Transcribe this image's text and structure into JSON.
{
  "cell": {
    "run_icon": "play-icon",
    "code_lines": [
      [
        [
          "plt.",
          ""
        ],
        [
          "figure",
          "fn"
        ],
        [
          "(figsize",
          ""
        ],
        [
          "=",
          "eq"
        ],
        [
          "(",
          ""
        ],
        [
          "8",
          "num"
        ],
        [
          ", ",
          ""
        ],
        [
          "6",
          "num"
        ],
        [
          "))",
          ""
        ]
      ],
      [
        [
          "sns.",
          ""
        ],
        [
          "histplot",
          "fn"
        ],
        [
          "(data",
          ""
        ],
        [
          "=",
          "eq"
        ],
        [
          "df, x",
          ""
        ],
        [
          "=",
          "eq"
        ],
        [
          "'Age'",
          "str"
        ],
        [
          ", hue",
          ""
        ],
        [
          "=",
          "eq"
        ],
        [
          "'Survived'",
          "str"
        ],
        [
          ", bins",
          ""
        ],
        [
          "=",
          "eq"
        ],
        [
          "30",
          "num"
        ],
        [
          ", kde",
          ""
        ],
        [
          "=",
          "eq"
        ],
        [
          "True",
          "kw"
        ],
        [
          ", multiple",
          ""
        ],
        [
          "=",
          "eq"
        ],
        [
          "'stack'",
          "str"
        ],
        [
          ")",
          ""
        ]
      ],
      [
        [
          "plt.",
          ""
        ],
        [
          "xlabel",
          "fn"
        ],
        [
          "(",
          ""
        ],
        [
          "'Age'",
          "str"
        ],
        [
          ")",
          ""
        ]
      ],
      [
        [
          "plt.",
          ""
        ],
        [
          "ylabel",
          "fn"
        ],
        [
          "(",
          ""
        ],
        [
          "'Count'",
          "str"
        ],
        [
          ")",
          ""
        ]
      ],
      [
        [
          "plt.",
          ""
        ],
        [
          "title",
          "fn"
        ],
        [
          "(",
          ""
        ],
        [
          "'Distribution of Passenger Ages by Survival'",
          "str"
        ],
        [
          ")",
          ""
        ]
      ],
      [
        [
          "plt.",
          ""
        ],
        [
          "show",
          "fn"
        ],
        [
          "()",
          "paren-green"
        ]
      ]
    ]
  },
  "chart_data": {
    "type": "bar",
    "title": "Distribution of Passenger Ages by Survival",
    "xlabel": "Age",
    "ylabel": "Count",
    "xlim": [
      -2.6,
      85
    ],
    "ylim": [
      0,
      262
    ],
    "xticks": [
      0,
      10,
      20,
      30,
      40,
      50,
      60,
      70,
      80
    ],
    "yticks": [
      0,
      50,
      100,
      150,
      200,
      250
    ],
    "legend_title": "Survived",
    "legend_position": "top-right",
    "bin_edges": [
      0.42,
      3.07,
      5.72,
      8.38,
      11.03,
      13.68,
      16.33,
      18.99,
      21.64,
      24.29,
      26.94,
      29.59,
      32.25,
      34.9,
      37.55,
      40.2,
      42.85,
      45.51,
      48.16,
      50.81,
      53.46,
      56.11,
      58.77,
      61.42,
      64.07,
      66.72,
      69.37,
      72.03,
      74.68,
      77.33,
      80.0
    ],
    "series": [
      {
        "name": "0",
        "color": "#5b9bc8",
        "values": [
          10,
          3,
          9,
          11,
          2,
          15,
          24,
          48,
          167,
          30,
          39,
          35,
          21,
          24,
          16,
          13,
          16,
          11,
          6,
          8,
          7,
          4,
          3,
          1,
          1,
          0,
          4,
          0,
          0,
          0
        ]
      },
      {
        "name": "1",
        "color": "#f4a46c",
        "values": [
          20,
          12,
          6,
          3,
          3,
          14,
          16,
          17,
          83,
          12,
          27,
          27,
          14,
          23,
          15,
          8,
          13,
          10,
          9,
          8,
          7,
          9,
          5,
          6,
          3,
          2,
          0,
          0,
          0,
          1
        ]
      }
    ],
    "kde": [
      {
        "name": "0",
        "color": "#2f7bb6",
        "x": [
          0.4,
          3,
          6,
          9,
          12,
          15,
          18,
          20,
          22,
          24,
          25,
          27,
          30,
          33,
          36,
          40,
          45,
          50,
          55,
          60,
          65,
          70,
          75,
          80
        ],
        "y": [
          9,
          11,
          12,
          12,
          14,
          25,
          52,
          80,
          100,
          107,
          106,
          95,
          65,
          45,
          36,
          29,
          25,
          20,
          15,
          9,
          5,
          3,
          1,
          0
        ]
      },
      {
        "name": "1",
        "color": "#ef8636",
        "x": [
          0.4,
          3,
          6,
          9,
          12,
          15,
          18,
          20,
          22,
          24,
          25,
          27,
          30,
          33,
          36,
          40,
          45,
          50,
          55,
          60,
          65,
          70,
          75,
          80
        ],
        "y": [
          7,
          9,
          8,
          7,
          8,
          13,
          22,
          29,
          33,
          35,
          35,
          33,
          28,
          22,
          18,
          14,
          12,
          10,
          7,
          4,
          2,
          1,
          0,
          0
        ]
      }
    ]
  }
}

▶ **What is required**:
Set down the material above again, word for word.

▶ **Task result**:
Transcribe this image's text and structure into JSON.
{
  "cell": {
    "run_icon": "play-icon",
    "code_lines": [
      [
        [
          "plt.",
          ""
        ],
        [
          "figure",
          "fn"
        ],
        [
          "(figsize",
          ""
        ],
        [
          "=",
          "eq"
        ],
        [
          "(",
          ""
        ],
        [
          "8",
          "num"
        ],
        [
          ", ",
          ""
        ],
        [
          "6",
          "num"
        ],
        [
          "))",
          ""
        ]
      ],
      [
        [
          "sns.",
          ""
        ],
        [
          "histplot",
          "fn"
        ],
        [
          "(data",
          ""
        ],
        [
          "=",
          "eq"
        ],
        [
          "df, x",
          ""
        ],
        [
          "=",
          "eq"
        ],
        [
          "'Age'",
          "str"
        ],
        [
          ", hue",
          ""
        ],
        [
          "=",
          "eq"
        ],
        [
          "'Survived'",
          "str"
        ],
        [
          ", bins",
          ""
        ],
        [
          "=",
          "eq"
        ],
        [
          "30",
          "num"
        ],
        [
          ", kde",
          ""
        ],
        [
          "=",
          "eq"
        ],
        [
          "True",
          "kw"
        ],
        [
          ", multiple",
          ""
        ],
        [
          "=",
          "eq"
        ],
        [
          "'stack'",
          "str"
        ],
        [
          ")",
          ""
        ]
      ],
      [
        [
          "plt.",
          ""
        ],
        [
          "xlabel",
          "fn"
        ],
        [
          "(",
          ""
        ],
        [
          "'Age'",
          "str"
        ],
        [
          ")",
          ""
        ]
      ],
      [
        [
          "plt.",
          ""
        ],
        [
          "ylabel",
          "fn"
        ],
        [
          "(",
          ""
        ],
        [
          "'Count'",
          "str"
        ],
        [
          ")",
          ""
        ]
      ],
      [
        [
          "plt.",
          ""
        ],
        [
          "title",
          "fn"
        ],
        [
          "(",
          ""
        ],
        [
          "'Distribution of Passenger Ages by Survival'",
          "str"
        ],
        [
          ")",
          ""
        ]
      ],
      [
        [
          "plt.",
          ""
        ],
        [
          "show",
          "fn"
        ],
        [
          "()",
          "paren-green"
        ]
      ]
    ]
  },
  "chart_data": {
    "type": "bar",
    "title": "Distribution of Passenger Ages by Survival",
    "xlabel": "Age",
    "ylabel": "Count",
    "xlim": [
      -2.6,
      85
    ],
    "ylim": [
      0,
      262
    ],
    "xticks": [
      0,
      10,
      20,
      30,
      40,
      50,
      60,
      70,
      80
    ],
    "yticks": [
      0,
      50,
      100,
      150,
      200,
      250
    ],
    "legend_title": "Survived",
    "legend_position": "top-right",
    "bin_edges": [
      0.42,
      3.07,
      5.72,
      8.38,
      11.03,
      13.68,
      16.33,
      18.99,
      21.64,
      24.29,
      26.94,
      29.59,
      32.25,
      34.9,
      37.55,
      40.2,
      42.85,
      45.51,
      48.16,
      50.81,
      53.46,
      56.11,
      58.77,
      61.42,
      64.07,
      66.72,
      69.37,
      72.03,
      74.68,
      77.33,
      80.0
    ],
    "series": [
      {
        "name": "0",
        "color": "#5b9bc8",
        "values": [
          10,
          3,
          9,
          11,
          2,
          15,
          24,
          48,
          167,
          30,
          39,
          35,
          21,
          24,
          16,
          13,
          16,
          11,
          6,
          8,
          7,
          4,
          3,
          1,
          1,
          0,
          4,
          0,
          0,
          0
        ]
      },
      {
        "name": "1",
        "color": "#f4a46c",
        "values": [
          20,
          12,
          6,
          3,
          3,
          14,
          16,
          17,
          83,
          12,
          27,
          27,
          14,
          23,
          15,
          8,
          13,
          10,
          9,
          8,
          7,
          9,
          5,
          6,
          3,
          2,
          0,
          0,
          0,
          1
        ]
      }
    ],
    "kde": [
      {
        "name": "0",
        "color": "#2f7bb6",
        "x": [
          0.4,
          3,
          6,
          9,
          12,
          15,
          18,
          20,
          22,
          24,
          25,
          27,
          30,
          33,
          36,
          40,
          45,
          50,
          55,
          60,
          65,
          70,
          75,
          80
        ],
        "y": [
          9,
          11,
          12,
          12,
          14,
          25,
          52,
          80,
          100,
          107,
          106,
          95,
          65,
          45,
          36,
          29,
          25,
          20,
          15,
          9,
          5,
          3,
          1,
          0
        ]
      },
      {
        "name": "1",
        "color": "#ef8636",
        "x": [
          0.4,
          3,
          6,
          9,
          12,
          15,
          18,
          20,
          22,
          24,
          25,
          27,
          30,
          33,
          36,
          40,
          45,
          50,
          55,
          60,
          65,
          70,
          75,
          80
        ],
        "y": [
          7,
          9,
          8,
          7,
          8,
          13,
          22,
          29,
          33,
          35,
          35,
          33,
          28,
          22,
          18,
          14,
          12,
          10,
          7,
          4,
          2,
          1,
          0,
          0
        ]
      }
    ]
  }
}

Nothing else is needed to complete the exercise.